● DIRECTIVE:
Copy every line from the material below that holds "бассейн".

● SUPPLIED DATA:
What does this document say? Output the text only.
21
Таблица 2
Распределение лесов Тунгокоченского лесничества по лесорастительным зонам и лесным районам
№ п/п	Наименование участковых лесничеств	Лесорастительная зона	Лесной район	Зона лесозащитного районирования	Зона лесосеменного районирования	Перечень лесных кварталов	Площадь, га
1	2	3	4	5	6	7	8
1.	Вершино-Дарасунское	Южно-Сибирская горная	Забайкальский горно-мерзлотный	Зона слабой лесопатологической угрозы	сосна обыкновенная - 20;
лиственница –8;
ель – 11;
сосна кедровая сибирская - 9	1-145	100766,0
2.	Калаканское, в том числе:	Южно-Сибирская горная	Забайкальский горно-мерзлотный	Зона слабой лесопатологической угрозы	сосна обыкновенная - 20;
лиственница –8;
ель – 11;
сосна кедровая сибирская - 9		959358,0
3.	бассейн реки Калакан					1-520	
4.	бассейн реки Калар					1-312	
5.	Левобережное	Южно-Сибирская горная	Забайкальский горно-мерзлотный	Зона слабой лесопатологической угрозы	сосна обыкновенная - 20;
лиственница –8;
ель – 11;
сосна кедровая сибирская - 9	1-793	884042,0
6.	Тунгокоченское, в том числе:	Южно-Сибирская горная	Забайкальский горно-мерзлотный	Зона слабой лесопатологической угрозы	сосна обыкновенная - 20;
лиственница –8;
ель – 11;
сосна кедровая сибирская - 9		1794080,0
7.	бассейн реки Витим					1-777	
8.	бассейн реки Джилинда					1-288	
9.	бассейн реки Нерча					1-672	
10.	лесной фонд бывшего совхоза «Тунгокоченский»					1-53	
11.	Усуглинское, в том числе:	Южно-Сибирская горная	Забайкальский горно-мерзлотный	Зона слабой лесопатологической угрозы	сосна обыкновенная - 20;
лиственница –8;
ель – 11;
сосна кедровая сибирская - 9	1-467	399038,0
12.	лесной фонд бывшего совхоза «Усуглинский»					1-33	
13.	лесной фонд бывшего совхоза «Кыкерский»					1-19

● ANSWER TO THE EXERCISE:
3.	бассейн реки Калакан					1-520	
4.	бассейн реки Калар					1-312	
7.	бассейн реки Витим					1-777	
8.	бассейн реки Джилинда					1-288	
9.	бассейн реки Нерча					1-672	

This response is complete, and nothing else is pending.